### What the task asks
What follows is a set of records, each of which is to be written out exactly.

### Task data
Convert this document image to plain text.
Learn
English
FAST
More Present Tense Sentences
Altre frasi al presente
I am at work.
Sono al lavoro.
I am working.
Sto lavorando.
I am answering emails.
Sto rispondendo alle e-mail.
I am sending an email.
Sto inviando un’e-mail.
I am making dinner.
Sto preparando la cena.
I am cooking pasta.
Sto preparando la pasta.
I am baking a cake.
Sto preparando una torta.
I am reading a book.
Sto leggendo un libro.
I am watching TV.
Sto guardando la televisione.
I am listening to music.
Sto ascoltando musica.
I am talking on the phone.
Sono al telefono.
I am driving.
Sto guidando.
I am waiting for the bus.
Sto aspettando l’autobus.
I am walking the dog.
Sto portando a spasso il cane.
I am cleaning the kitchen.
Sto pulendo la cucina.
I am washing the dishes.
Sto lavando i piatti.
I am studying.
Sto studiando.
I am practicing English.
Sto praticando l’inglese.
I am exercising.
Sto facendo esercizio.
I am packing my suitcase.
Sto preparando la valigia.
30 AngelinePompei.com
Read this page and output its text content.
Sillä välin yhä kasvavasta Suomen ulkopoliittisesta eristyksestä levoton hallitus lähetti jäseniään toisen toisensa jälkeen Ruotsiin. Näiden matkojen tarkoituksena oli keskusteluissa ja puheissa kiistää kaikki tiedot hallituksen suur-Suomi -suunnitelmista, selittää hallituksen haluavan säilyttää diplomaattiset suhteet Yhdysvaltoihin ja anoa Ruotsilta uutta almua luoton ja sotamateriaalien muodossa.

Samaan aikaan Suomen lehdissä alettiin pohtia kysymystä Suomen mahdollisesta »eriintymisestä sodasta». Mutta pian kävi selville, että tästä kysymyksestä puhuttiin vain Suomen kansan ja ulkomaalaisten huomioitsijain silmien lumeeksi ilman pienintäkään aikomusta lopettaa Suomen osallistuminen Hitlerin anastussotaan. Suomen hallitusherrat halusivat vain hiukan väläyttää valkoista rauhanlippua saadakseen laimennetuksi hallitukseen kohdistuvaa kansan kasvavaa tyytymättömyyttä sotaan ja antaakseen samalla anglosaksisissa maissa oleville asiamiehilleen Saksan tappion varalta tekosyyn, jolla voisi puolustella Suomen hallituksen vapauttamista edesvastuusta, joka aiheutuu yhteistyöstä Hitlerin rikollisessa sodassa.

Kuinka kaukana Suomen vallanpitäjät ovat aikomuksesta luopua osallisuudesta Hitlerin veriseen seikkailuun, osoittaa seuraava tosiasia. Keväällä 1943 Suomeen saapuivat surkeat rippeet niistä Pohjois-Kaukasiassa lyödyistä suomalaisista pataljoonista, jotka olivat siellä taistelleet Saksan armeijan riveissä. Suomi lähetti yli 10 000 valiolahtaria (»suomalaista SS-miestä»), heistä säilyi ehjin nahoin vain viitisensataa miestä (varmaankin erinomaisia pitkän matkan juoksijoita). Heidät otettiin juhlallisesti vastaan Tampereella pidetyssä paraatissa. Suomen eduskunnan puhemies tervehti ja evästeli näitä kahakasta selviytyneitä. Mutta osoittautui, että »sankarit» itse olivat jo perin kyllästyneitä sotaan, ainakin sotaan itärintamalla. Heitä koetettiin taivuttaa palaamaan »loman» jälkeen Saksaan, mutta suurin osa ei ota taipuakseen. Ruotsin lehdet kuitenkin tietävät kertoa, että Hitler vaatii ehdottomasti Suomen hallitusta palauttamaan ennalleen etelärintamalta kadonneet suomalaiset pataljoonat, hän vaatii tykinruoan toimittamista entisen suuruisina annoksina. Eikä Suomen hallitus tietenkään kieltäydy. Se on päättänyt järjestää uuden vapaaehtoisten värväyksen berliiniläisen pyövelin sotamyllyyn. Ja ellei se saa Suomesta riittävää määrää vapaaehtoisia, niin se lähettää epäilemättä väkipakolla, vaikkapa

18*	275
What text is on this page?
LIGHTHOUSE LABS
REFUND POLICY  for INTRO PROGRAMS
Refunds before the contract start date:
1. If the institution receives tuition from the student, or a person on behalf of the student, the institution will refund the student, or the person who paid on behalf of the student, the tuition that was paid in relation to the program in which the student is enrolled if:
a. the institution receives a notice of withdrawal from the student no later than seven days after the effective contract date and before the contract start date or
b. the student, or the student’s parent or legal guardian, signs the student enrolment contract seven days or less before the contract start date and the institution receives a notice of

### Output for this task
Convert this document image to plain text.
Learn
English
FAST
More Present Tense Sentences
Altre frasi al presente
I am at work.
Sono al lavoro.
I am working.
Sto lavorando.
I am answering emails.
Sto rispondendo alle e-mail.
I am sending an email.
Sto inviando un’e-mail.
I am making dinner.
Sto preparando la cena.
I am cooking pasta.
Sto preparando la pasta.
I am baking a cake.
Sto preparando una torta.
I am reading a book.
Sto leggendo un libro.
I am watching TV.
Sto guardando la televisione.
I am listening to music.
Sto ascoltando musica.
I am talking on the phone.
Sono al telefono.
I am driving.
Sto guidando.
I am waiting for the bus.
Sto aspettando l’autobus.
I am walking the dog.
Sto portando a spasso il cane.
I am cleaning the kitchen.
Sto pulendo la cucina.
I am washing the dishes.
Sto lavando i piatti.
I am studying.
Sto studiando.
I am practicing English.
Sto praticando l’inglese.
I am exercising.
Sto facendo esercizio.
I am packing my suitcase.
Sto preparando la valigia.
30 AngelinePompei.com
Read this page and output its text content.
Sillä välin yhä kasvavasta Suomen ulkopoliittisesta eristyksestä levoton hallitus lähetti jäseniään toisen toisensa jälkeen Ruotsiin. Näiden matkojen tarkoituksena oli keskusteluissa ja puheissa kiistää kaikki tiedot hallituksen suur-Suomi -suunnitelmista, selittää hallituksen haluavan säilyttää diplomaattiset suhteet Yhdysvaltoihin ja anoa Ruotsilta uutta almua luoton ja sotamateriaalien muodossa.

Samaan aikaan Suomen lehdissä alettiin pohtia kysymystä Suomen mahdollisesta »eriintymisestä sodasta». Mutta pian kävi selville, että tästä kysymyksestä puhuttiin vain Suomen kansan ja ulkomaalaisten huomioitsijain silmien lumeeksi ilman pienintäkään aikomusta lopettaa Suomen osallistuminen Hitlerin anastussotaan. Suomen hallitusherrat halusivat vain hiukan väläyttää valkoista rauhanlippua saadakseen laimennetuksi hallitukseen kohdistuvaa kansan kasvavaa tyytymättömyyttä sotaan ja antaakseen samalla anglosaksisissa maissa oleville asiamiehilleen Saksan tappion varalta tekosyyn, jolla voisi puolustella Suomen hallituksen vapauttamista edesvastuusta, joka aiheutuu yhteistyöstä Hitlerin rikollisessa sodassa.

Kuinka kaukana Suomen vallanpitäjät ovat aikomuksesta luopua osallisuudesta Hitlerin veriseen seikkailuun, osoittaa seuraava tosiasia. Keväällä 1943 Suomeen saapuivat surkeat rippeet niistä Pohjois-Kaukasiassa lyödyistä suomalaisista pataljoonista, jotka olivat siellä taistelleet Saksan armeijan riveissä. Suomi lähetti yli 10 000 valiolahtaria (»suomalaista SS-miestä»), heistä säilyi ehjin nahoin vain viitisensataa miestä (varmaankin erinomaisia pitkän matkan juoksijoita). Heidät otettiin juhlallisesti vastaan Tampereella pidetyssä paraatissa. Suomen eduskunnan puhemies tervehti ja evästeli näitä kahakasta selviytyneitä. Mutta osoittautui, että »sankarit» itse olivat jo perin kyllästyneitä sotaan, ainakin sotaan itärintamalla. Heitä koetettiin taivuttaa palaamaan »loman» jälkeen Saksaan, mutta suurin osa ei ota taipuakseen. Ruotsin lehdet kuitenkin tietävät kertoa, että Hitler vaatii ehdottomasti Suomen hallitusta palauttamaan ennalleen etelärintamalta kadonneet suomalaiset pataljoonat, hän vaatii tykinruoan toimittamista entisen suuruisina annoksina. Eikä Suomen hallitus tietenkään kieltäydy. Se on päättänyt järjestää uuden vapaaehtoisten värväyksen berliiniläisen pyövelin sotamyllyyn. Ja ellei se saa Suomesta riittävää määrää vapaaehtoisia, niin se lähettää epäilemättä väkipakolla, vaikkapa

18*	275
What text is on this page?
LIGHTHOUSE LABS
REFUND POLICY  for INTRO PROGRAMS
Refunds before the contract start date:
1. If the institution receives tuition from the student, or a person on behalf of the student, the institution will refund the student, or the person who paid on behalf of the student, the tuition that was paid in relation to the program in which the student is enrolled if:
a. the institution receives a notice of withdrawal from the student no later than seven days after the effective contract date and before the contract start date or
b. the student, or the student’s parent or legal guardian, signs the student enrolment contract seven days or less before the contract start date and the institution receives a notice of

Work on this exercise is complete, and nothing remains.